* Begin Data for this exercise *

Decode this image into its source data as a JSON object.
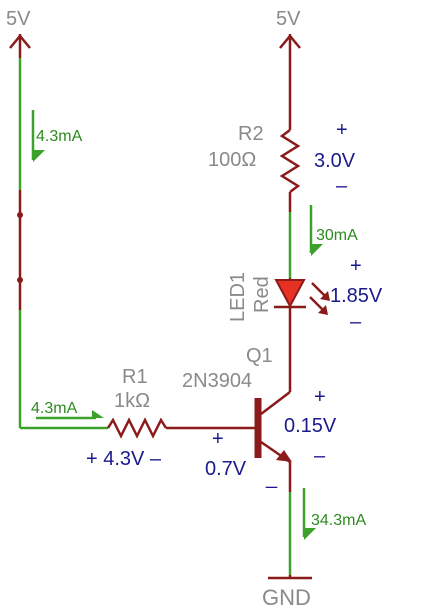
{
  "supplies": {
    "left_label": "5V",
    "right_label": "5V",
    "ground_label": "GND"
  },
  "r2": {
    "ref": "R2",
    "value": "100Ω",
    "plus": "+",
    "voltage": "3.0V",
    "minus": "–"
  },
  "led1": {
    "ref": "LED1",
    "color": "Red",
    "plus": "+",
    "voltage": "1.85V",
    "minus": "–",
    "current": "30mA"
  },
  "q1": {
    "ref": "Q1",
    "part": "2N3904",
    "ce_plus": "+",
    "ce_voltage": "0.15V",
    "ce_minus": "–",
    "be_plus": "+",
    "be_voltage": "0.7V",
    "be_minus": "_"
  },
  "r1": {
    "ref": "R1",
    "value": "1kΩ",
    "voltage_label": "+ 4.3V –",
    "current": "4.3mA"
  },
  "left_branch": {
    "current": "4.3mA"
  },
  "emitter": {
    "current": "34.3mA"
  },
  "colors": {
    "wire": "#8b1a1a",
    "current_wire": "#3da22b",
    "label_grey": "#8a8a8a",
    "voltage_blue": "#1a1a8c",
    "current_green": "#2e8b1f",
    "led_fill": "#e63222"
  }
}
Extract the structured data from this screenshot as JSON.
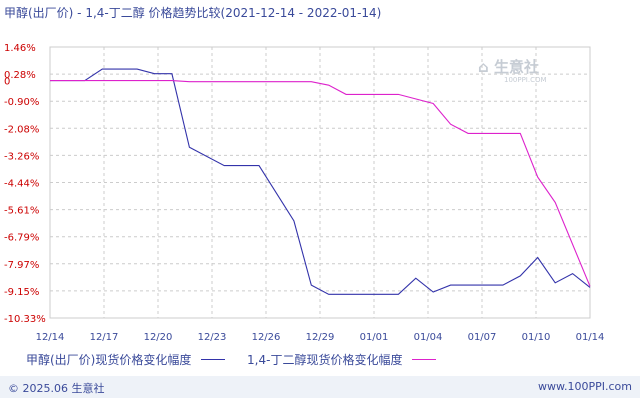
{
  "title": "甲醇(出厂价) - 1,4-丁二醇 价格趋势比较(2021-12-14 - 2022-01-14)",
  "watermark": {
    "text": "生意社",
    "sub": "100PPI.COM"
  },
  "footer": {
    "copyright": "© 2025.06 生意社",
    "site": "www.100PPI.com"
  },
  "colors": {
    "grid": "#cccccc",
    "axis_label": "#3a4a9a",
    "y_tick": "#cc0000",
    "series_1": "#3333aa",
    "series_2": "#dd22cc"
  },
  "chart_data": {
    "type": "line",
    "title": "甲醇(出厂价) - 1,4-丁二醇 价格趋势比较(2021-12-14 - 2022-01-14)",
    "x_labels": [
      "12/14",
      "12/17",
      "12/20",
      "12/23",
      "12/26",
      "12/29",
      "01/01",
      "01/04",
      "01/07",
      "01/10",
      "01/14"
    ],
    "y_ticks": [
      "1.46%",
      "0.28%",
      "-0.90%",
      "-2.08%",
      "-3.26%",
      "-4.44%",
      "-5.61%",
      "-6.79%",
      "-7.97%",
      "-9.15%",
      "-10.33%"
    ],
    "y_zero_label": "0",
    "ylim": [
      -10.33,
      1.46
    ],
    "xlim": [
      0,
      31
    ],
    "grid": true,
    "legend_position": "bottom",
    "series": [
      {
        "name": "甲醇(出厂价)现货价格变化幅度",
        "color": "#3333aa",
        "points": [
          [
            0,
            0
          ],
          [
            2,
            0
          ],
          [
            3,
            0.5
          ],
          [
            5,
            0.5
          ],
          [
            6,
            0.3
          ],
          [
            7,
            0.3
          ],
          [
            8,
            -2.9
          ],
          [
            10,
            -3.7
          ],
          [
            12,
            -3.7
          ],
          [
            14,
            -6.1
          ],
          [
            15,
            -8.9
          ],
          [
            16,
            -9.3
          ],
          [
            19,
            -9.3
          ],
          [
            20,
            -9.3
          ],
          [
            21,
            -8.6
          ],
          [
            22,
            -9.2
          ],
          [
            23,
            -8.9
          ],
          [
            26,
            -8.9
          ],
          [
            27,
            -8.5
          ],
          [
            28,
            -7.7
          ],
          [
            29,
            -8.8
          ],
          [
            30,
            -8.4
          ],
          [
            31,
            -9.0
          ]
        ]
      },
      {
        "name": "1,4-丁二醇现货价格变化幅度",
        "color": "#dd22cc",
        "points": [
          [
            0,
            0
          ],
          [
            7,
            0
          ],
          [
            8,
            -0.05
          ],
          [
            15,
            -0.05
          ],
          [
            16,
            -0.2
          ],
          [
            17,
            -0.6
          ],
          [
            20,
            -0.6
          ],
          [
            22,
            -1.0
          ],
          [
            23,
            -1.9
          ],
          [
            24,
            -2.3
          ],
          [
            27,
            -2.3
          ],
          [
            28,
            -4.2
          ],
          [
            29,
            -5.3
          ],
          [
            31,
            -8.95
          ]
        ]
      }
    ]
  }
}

* End Data for this exercise *

_What the task requires:_
Write the listing out a second time exactly, dropping all images.

_Full solution:_
Decode this image into its source data as a JSON object.
{
  "supplies": {
    "left_label": "5V",
    "right_label": "5V",
    "ground_label": "GND"
  },
  "r2": {
    "ref": "R2",
    "value": "100Ω",
    "plus": "+",
    "voltage": "3.0V",
    "minus": "–"
  },
  "led1": {
    "ref": "LED1",
    "color": "Red",
    "plus": "+",
    "voltage": "1.85V",
    "minus": "–",
    "current": "30mA"
  },
  "q1": {
    "ref": "Q1",
    "part": "2N3904",
    "ce_plus": "+",
    "ce_voltage": "0.15V",
    "ce_minus": "–",
    "be_plus": "+",
    "be_voltage": "0.7V",
    "be_minus": "_"
  },
  "r1": {
    "ref": "R1",
    "value": "1kΩ",
    "voltage_label": "+ 4.3V –",
    "current": "4.3mA"
  },
  "left_branch": {
    "current": "4.3mA"
  },
  "emitter": {
    "current": "34.3mA"
  },
  "colors": {
    "wire": "#8b1a1a",
    "current_wire": "#3da22b",
    "label_grey": "#8a8a8a",
    "voltage_blue": "#1a1a8c",
    "current_green": "#2e8b1f",
    "led_fill": "#e63222"
  }
}
Extract the structured data from this screenshot as JSON.
{
  "title": "甲醇(出厂价) - 1,4-丁二醇 价格趋势比较(2021-12-14 - 2022-01-14)",
  "watermark": {
    "text": "生意社",
    "sub": "100PPI.COM"
  },
  "footer": {
    "copyright": "© 2025.06 生意社",
    "site": "www.100PPI.com"
  },
  "colors": {
    "grid": "#cccccc",
    "axis_label": "#3a4a9a",
    "y_tick": "#cc0000",
    "series_1": "#3333aa",
    "series_2": "#dd22cc"
  },
  "chart_data": {
    "type": "line",
    "title": "甲醇(出厂价) - 1,4-丁二醇 价格趋势比较(2021-12-14 - 2022-01-14)",
    "x_labels": [
      "12/14",
      "12/17",
      "12/20",
      "12/23",
      "12/26",
      "12/29",
      "01/01",
      "01/04",
      "01/07",
      "01/10",
      "01/14"
    ],
    "y_ticks": [
      "1.46%",
      "0.28%",
      "-0.90%",
      "-2.08%",
      "-3.26%",
      "-4.44%",
      "-5.61%",
      "-6.79%",
      "-7.97%",
      "-9.15%",
      "-10.33%"
    ],
    "y_zero_label": "0",
    "ylim": [
      -10.33,
      1.46
    ],
    "xlim": [
      0,
      31
    ],
    "grid": true,
    "legend_position": "bottom",
    "series": [
      {
        "name": "甲醇(出厂价)现货价格变化幅度",
        "color": "#3333aa",
        "points": [
          [
            0,
            0
          ],
          [
            2,
            0
          ],
          [
            3,
            0.5
          ],
          [
            5,
            0.5
          ],
          [
            6,
            0.3
          ],
          [
            7,
            0.3
          ],
          [
            8,
            -2.9
          ],
          [
            10,
            -3.7
          ],
          [
            12,
            -3.7
          ],
          [
            14,
            -6.1
          ],
          [
            15,
            -8.9
          ],
          [
            16,
            -9.3
          ],
          [
            19,
            -9.3
          ],
          [
            20,
            -9.3
          ],
          [
            21,
            -8.6
          ],
          [
            22,
            -9.2
          ],
          [
            23,
            -8.9
          ],
          [
            26,
            -8.9
          ],
          [
            27,
            -8.5
          ],
          [
            28,
            -7.7
          ],
          [
            29,
            -8.8
          ],
          [
            30,
            -8.4
          ],
          [
            31,
            -9.0
          ]
        ]
      },
      {
        "name": "1,4-丁二醇现货价格变化幅度",
        "color": "#dd22cc",
        "points": [
          [
            0,
            0
          ],
          [
            7,
            0
          ],
          [
            8,
            -0.05
          ],
          [
            15,
            -0.05
          ],
          [
            16,
            -0.2
          ],
          [
            17,
            -0.6
          ],
          [
            20,
            -0.6
          ],
          [
            22,
            -1.0
          ],
          [
            23,
            -1.9
          ],
          [
            24,
            -2.3
          ],
          [
            27,
            -2.3
          ],
          [
            28,
            -4.2
          ],
          [
            29,
            -5.3
          ],
          [
            31,
            -8.95
          ]
        ]
      }
    ]
  }
}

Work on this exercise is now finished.